··· Data section

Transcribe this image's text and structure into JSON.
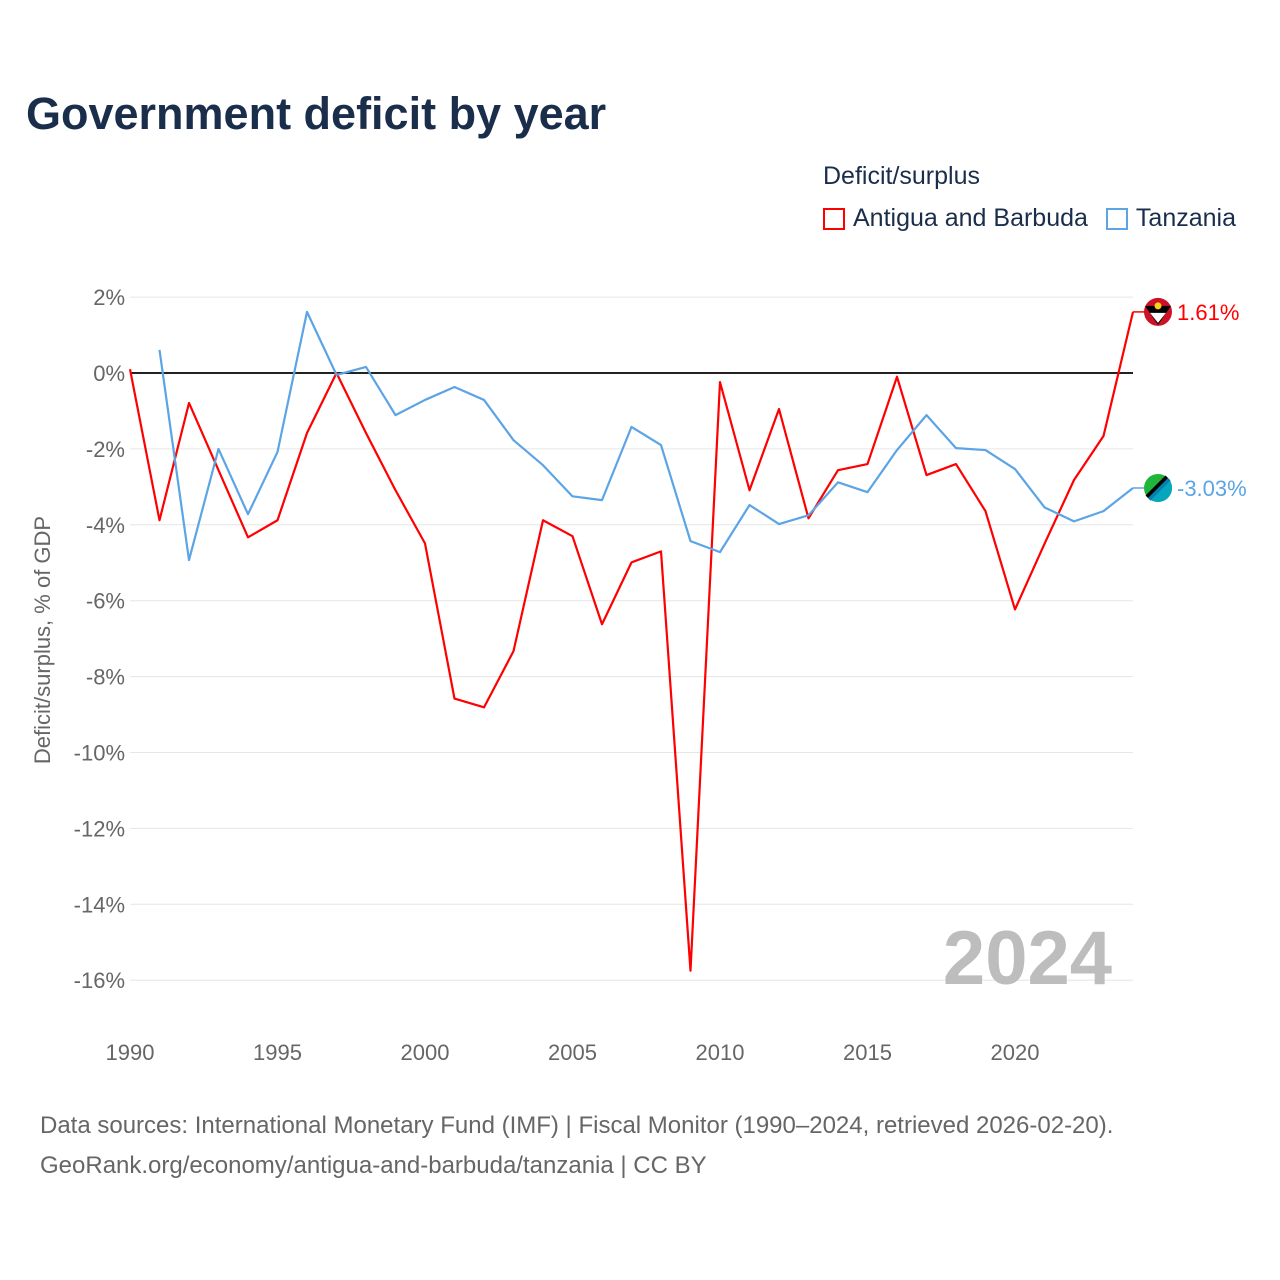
{
  "title": "Government deficit by year",
  "legend_title": "Deficit/surplus",
  "source_line1": "Data sources: International Monetary Fund (IMF) | Fiscal Monitor (1990–2024, retrieved 2026-02-20).",
  "source_line2": "GeoRank.org/economy/antigua-and-barbuda/tanzania | CC BY",
  "chart_data": {
    "type": "line",
    "title": "Government deficit by year",
    "xlabel": "",
    "ylabel": "Deficit/surplus, % of GDP",
    "ylim": [
      -16,
      2
    ],
    "xlim": [
      1990,
      2024
    ],
    "yticks": [
      "2%",
      "0%",
      "-2%",
      "-4%",
      "-6%",
      "-8%",
      "-10%",
      "-12%",
      "-14%",
      "-16%"
    ],
    "ytick_values": [
      2,
      0,
      -2,
      -4,
      -6,
      -8,
      -10,
      -12,
      -14,
      -16
    ],
    "xticks": [
      "1990",
      "1995",
      "2000",
      "2005",
      "2010",
      "2015",
      "2020"
    ],
    "xtick_values": [
      1990,
      1995,
      2000,
      2005,
      2010,
      2015,
      2020
    ],
    "grid": true,
    "legend_placement": "top-right",
    "watermark": "2024",
    "series": [
      {
        "name": "Antigua and Barbuda",
        "color": "#ff0000",
        "end_label": "1.61%",
        "flag": "antigua-flag-icon",
        "x": [
          1990,
          1991,
          1992,
          1993,
          1994,
          1995,
          1996,
          1997,
          1998,
          1999,
          2000,
          2001,
          2002,
          2003,
          2004,
          2005,
          2006,
          2007,
          2008,
          2009,
          2010,
          2011,
          2012,
          2013,
          2014,
          2015,
          2016,
          2017,
          2018,
          2019,
          2020,
          2021,
          2022,
          2023,
          2024
        ],
        "values": [
          0.1,
          -3.88,
          -0.79,
          -2.56,
          -4.33,
          -3.88,
          -1.58,
          0,
          -1.58,
          -3.09,
          -4.49,
          -8.58,
          -8.81,
          -7.33,
          -3.88,
          -4.3,
          -6.62,
          -4.99,
          -4.7,
          -15.75,
          -0.24,
          -3.09,
          -0.95,
          -3.83,
          -2.56,
          -2.4,
          -0.1,
          -2.69,
          -2.4,
          -3.64,
          -6.23,
          -4.5,
          -2.82,
          -1.66,
          1.61
        ]
      },
      {
        "name": "Tanzania",
        "color": "#5ba4e5",
        "end_label": "-3.03%",
        "flag": "tanzania-flag-icon",
        "x": [
          1991,
          1992,
          1993,
          1994,
          1995,
          1996,
          1997,
          1998,
          1999,
          2000,
          2001,
          2002,
          2003,
          2004,
          2005,
          2006,
          2007,
          2008,
          2009,
          2010,
          2011,
          2012,
          2013,
          2014,
          2015,
          2016,
          2017,
          2018,
          2019,
          2020,
          2021,
          2022,
          2023,
          2024
        ],
        "values": [
          0.61,
          -4.93,
          -2.0,
          -3.72,
          -2.08,
          1.61,
          -0.05,
          0.16,
          -1.11,
          -0.71,
          -0.37,
          -0.71,
          -1.77,
          -2.43,
          -3.25,
          -3.35,
          -1.42,
          -1.9,
          -4.43,
          -4.72,
          -3.48,
          -3.98,
          -3.75,
          -2.88,
          -3.14,
          -2.03,
          -1.11,
          -1.98,
          -2.03,
          -2.53,
          -3.54,
          -3.91,
          -3.64,
          -3.03
        ]
      }
    ]
  }
}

······

● What to do
Give all the lines above again, character for character, without pictures.

● Task result
Transcribe this image's text and structure into JSON.
{
  "title": "Government deficit by year",
  "legend_title": "Deficit/surplus",
  "source_line1": "Data sources: International Monetary Fund (IMF) | Fiscal Monitor (1990–2024, retrieved 2026-02-20).",
  "source_line2": "GeoRank.org/economy/antigua-and-barbuda/tanzania | CC BY",
  "chart_data": {
    "type": "line",
    "title": "Government deficit by year",
    "xlabel": "",
    "ylabel": "Deficit/surplus, % of GDP",
    "ylim": [
      -16,
      2
    ],
    "xlim": [
      1990,
      2024
    ],
    "yticks": [
      "2%",
      "0%",
      "-2%",
      "-4%",
      "-6%",
      "-8%",
      "-10%",
      "-12%",
      "-14%",
      "-16%"
    ],
    "ytick_values": [
      2,
      0,
      -2,
      -4,
      -6,
      -8,
      -10,
      -12,
      -14,
      -16
    ],
    "xticks": [
      "1990",
      "1995",
      "2000",
      "2005",
      "2010",
      "2015",
      "2020"
    ],
    "xtick_values": [
      1990,
      1995,
      2000,
      2005,
      2010,
      2015,
      2020
    ],
    "grid": true,
    "legend_placement": "top-right",
    "watermark": "2024",
    "series": [
      {
        "name": "Antigua and Barbuda",
        "color": "#ff0000",
        "end_label": "1.61%",
        "flag": "antigua-flag-icon",
        "x": [
          1990,
          1991,
          1992,
          1993,
          1994,
          1995,
          1996,
          1997,
          1998,
          1999,
          2000,
          2001,
          2002,
          2003,
          2004,
          2005,
          2006,
          2007,
          2008,
          2009,
          2010,
          2011,
          2012,
          2013,
          2014,
          2015,
          2016,
          2017,
          2018,
          2019,
          2020,
          2021,
          2022,
          2023,
          2024
        ],
        "values": [
          0.1,
          -3.88,
          -0.79,
          -2.56,
          -4.33,
          -3.88,
          -1.58,
          0,
          -1.58,
          -3.09,
          -4.49,
          -8.58,
          -8.81,
          -7.33,
          -3.88,
          -4.3,
          -6.62,
          -4.99,
          -4.7,
          -15.75,
          -0.24,
          -3.09,
          -0.95,
          -3.83,
          -2.56,
          -2.4,
          -0.1,
          -2.69,
          -2.4,
          -3.64,
          -6.23,
          -4.5,
          -2.82,
          -1.66,
          1.61
        ]
      },
      {
        "name": "Tanzania",
        "color": "#5ba4e5",
        "end_label": "-3.03%",
        "flag": "tanzania-flag-icon",
        "x": [
          1991,
          1992,
          1993,
          1994,
          1995,
          1996,
          1997,
          1998,
          1999,
          2000,
          2001,
          2002,
          2003,
          2004,
          2005,
          2006,
          2007,
          2008,
          2009,
          2010,
          2011,
          2012,
          2013,
          2014,
          2015,
          2016,
          2017,
          2018,
          2019,
          2020,
          2021,
          2022,
          2023,
          2024
        ],
        "values": [
          0.61,
          -4.93,
          -2.0,
          -3.72,
          -2.08,
          1.61,
          -0.05,
          0.16,
          -1.11,
          -0.71,
          -0.37,
          -0.71,
          -1.77,
          -2.43,
          -3.25,
          -3.35,
          -1.42,
          -1.9,
          -4.43,
          -4.72,
          -3.48,
          -3.98,
          -3.75,
          -2.88,
          -3.14,
          -2.03,
          -1.11,
          -1.98,
          -2.03,
          -2.53,
          -3.54,
          -3.91,
          -3.64,
          -3.03
        ]
      }
    ]
  }
}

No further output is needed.